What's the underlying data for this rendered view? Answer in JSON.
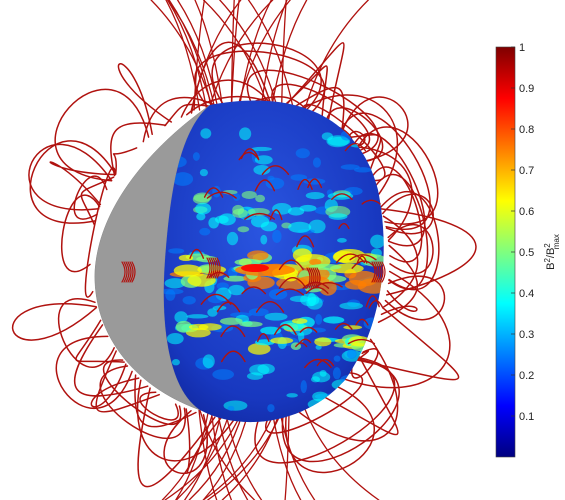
{
  "colorbar": {
    "ticks": [
      "1",
      "0.9",
      "0.8",
      "0.7",
      "0.6",
      "0.5",
      "0.4",
      "0.3",
      "0.2",
      "0.1"
    ],
    "label_main": "B",
    "label_sup1": "2",
    "label_sep": "/B",
    "label_sup2": "2",
    "label_sub": "max",
    "range": [
      0,
      1
    ],
    "colormap": "jet",
    "colors": [
      "#00007f",
      "#0000ff",
      "#007fff",
      "#00ffff",
      "#7fff7f",
      "#ffff00",
      "#ff7f00",
      "#ff0000",
      "#7f0000"
    ]
  },
  "render": {
    "field_line_color": "#b0120f",
    "surface_base_color": "#1f3fc8",
    "hidden_hemisphere_color": "#9a9a9a"
  }
}
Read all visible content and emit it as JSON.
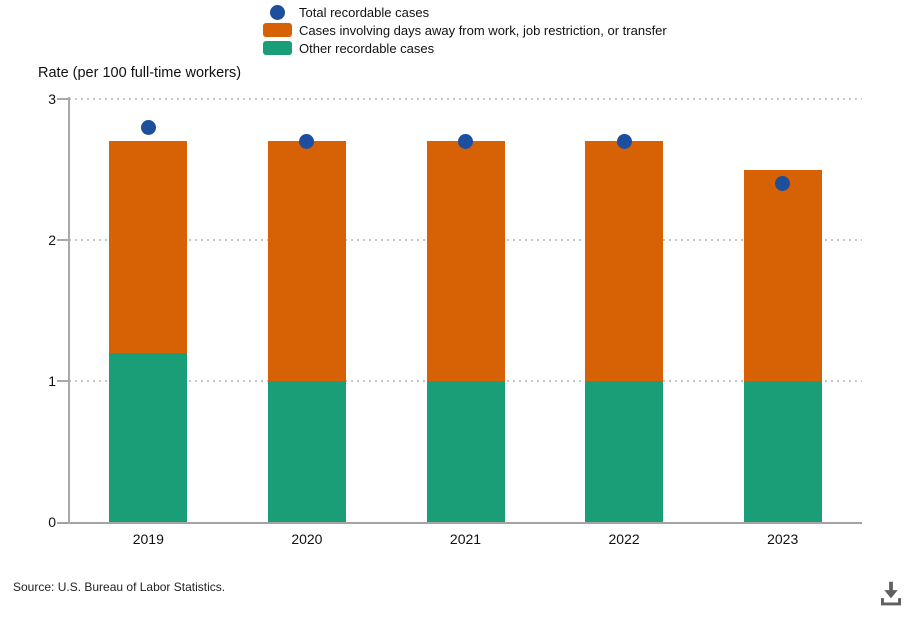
{
  "legend": {
    "items": [
      {
        "label": "Total recordable cases",
        "marker": "circle",
        "color": "#1d4f9e"
      },
      {
        "label": "Cases involving days away from work, job restriction, or transfer",
        "marker": "square",
        "color": "#d76205"
      },
      {
        "label": "Other recordable cases",
        "marker": "square",
        "color": "#1a9e78"
      }
    ]
  },
  "chart": {
    "y_axis_title": "Rate (per 100 full-time workers)"
  },
  "source_note": "Source: U.S. Bureau of Labor Statistics.",
  "icons": {
    "download": "download-icon"
  },
  "chart_data": {
    "type": "bar",
    "subtype": "stacked-bars-with-point-overlay",
    "categories": [
      "2019",
      "2020",
      "2021",
      "2022",
      "2023"
    ],
    "series": [
      {
        "name": "Other recordable cases",
        "render": "bar",
        "color": "#1a9e78",
        "values": [
          1.2,
          1.0,
          1.0,
          1.0,
          1.0
        ]
      },
      {
        "name": "Cases involving days away from work, job restriction, or transfer",
        "render": "bar",
        "color": "#d76205",
        "values": [
          1.5,
          1.7,
          1.7,
          1.7,
          1.5
        ]
      },
      {
        "name": "Total recordable cases",
        "render": "point",
        "color": "#1d4f9e",
        "values": [
          2.8,
          2.7,
          2.7,
          2.7,
          2.4
        ]
      }
    ],
    "title": "",
    "xlabel": "",
    "ylabel": "Rate (per 100 full-time workers)",
    "ylim": [
      0,
      3
    ],
    "yticks": [
      0,
      1,
      2,
      3
    ],
    "grid": "horizontal-dotted",
    "legend_position": "top"
  }
}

═══

▶ **What the task requires**
Reproduce exactly and only the lines from the line that contains "Read all visible content and emit it as JSON." to the end of the data above, both ends included. No pictures go in the copy.

▶ **The solution**
Read all visible content and emit it as JSON.
{
  "legend": {
    "items": [
      {
        "label": "Total recordable cases",
        "marker": "circle",
        "color": "#1d4f9e"
      },
      {
        "label": "Cases involving days away from work, job restriction, or transfer",
        "marker": "square",
        "color": "#d76205"
      },
      {
        "label": "Other recordable cases",
        "marker": "square",
        "color": "#1a9e78"
      }
    ]
  },
  "chart": {
    "y_axis_title": "Rate (per 100 full-time workers)"
  },
  "source_note": "Source: U.S. Bureau of Labor Statistics.",
  "icons": {
    "download": "download-icon"
  },
  "chart_data": {
    "type": "bar",
    "subtype": "stacked-bars-with-point-overlay",
    "categories": [
      "2019",
      "2020",
      "2021",
      "2022",
      "2023"
    ],
    "series": [
      {
        "name": "Other recordable cases",
        "render": "bar",
        "color": "#1a9e78",
        "values": [
          1.2,
          1.0,
          1.0,
          1.0,
          1.0
        ]
      },
      {
        "name": "Cases involving days away from work, job restriction, or transfer",
        "render": "bar",
        "color": "#d76205",
        "values": [
          1.5,
          1.7,
          1.7,
          1.7,
          1.5
        ]
      },
      {
        "name": "Total recordable cases",
        "render": "point",
        "color": "#1d4f9e",
        "values": [
          2.8,
          2.7,
          2.7,
          2.7,
          2.4
        ]
      }
    ],
    "title": "",
    "xlabel": "",
    "ylabel": "Rate (per 100 full-time workers)",
    "ylim": [
      0,
      3
    ],
    "yticks": [
      0,
      1,
      2,
      3
    ],
    "grid": "horizontal-dotted",
    "legend_position": "top"
  }
}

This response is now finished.